Dataset items
--- Start ---

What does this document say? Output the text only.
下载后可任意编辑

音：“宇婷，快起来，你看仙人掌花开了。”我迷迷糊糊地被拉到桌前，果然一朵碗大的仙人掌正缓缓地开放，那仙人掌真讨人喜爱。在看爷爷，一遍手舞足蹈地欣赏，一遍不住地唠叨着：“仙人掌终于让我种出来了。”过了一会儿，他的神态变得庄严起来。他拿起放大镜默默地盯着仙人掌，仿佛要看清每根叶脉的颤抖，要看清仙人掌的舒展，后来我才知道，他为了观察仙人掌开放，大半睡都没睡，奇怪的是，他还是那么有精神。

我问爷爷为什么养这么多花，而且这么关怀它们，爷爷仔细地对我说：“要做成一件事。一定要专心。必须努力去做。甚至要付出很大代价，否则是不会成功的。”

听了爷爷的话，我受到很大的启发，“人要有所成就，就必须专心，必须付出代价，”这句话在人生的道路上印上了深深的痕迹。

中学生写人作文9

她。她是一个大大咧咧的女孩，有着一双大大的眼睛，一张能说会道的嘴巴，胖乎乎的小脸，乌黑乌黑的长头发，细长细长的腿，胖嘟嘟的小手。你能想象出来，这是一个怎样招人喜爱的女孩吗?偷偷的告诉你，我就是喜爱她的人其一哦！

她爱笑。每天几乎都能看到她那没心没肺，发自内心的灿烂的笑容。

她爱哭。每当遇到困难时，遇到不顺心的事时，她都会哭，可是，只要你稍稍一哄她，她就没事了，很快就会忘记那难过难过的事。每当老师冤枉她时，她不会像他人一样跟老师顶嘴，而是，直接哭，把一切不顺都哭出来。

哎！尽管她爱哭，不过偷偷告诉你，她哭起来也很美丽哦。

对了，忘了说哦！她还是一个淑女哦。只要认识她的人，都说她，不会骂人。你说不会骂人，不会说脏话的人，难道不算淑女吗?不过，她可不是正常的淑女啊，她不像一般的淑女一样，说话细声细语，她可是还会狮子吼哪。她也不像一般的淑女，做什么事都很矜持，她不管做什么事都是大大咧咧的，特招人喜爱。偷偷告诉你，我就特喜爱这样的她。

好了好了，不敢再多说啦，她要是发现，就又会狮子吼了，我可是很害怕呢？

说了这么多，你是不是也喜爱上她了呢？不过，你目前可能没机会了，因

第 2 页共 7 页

--- End ---

### PROMPT
Return the listing above in its exact form.

### EXERCISE ANSWER
What does this document say? Output the text only.
下载后可任意编辑

音：“宇婷，快起来，你看仙人掌花开了。”我迷迷糊糊地被拉到桌前，果然一朵碗大的仙人掌正缓缓地开放，那仙人掌真讨人喜爱。在看爷爷，一遍手舞足蹈地欣赏，一遍不住地唠叨着：“仙人掌终于让我种出来了。”过了一会儿，他的神态变得庄严起来。他拿起放大镜默默地盯着仙人掌，仿佛要看清每根叶脉的颤抖，要看清仙人掌的舒展，后来我才知道，他为了观察仙人掌开放，大半睡都没睡，奇怪的是，他还是那么有精神。

我问爷爷为什么养这么多花，而且这么关怀它们，爷爷仔细地对我说：“要做成一件事。一定要专心。必须努力去做。甚至要付出很大代价，否则是不会成功的。”

听了爷爷的话，我受到很大的启发，“人要有所成就，就必须专心，必须付出代价，”这句话在人生的道路上印上了深深的痕迹。

中学生写人作文9

她。她是一个大大咧咧的女孩，有着一双大大的眼睛，一张能说会道的嘴巴，胖乎乎的小脸，乌黑乌黑的长头发，细长细长的腿，胖嘟嘟的小手。你能想象出来，这是一个怎样招人喜爱的女孩吗?偷偷的告诉你，我就是喜爱她的人其一哦！

她爱笑。每天几乎都能看到她那没心没肺，发自内心的灿烂的笑容。

她爱哭。每当遇到困难时，遇到不顺心的事时，她都会哭，可是，只要你稍稍一哄她，她就没事了，很快就会忘记那难过难过的事。每当老师冤枉她时，她不会像他人一样跟老师顶嘴，而是，直接哭，把一切不顺都哭出来。

哎！尽管她爱哭，不过偷偷告诉你，她哭起来也很美丽哦。

对了，忘了说哦！她还是一个淑女哦。只要认识她的人，都说她，不会骂人。你说不会骂人，不会说脏话的人，难道不算淑女吗?不过，她可不是正常的淑女啊，她不像一般的淑女一样，说话细声细语，她可是还会狮子吼哪。她也不像一般的淑女，做什么事都很矜持，她不管做什么事都是大大咧咧的，特招人喜爱。偷偷告诉你，我就特喜爱这样的她。

好了好了，不敢再多说啦，她要是发现，就又会狮子吼了，我可是很害怕呢？

说了这么多，你是不是也喜爱上她了呢？不过，你目前可能没机会了，因

第 2 页共 7 页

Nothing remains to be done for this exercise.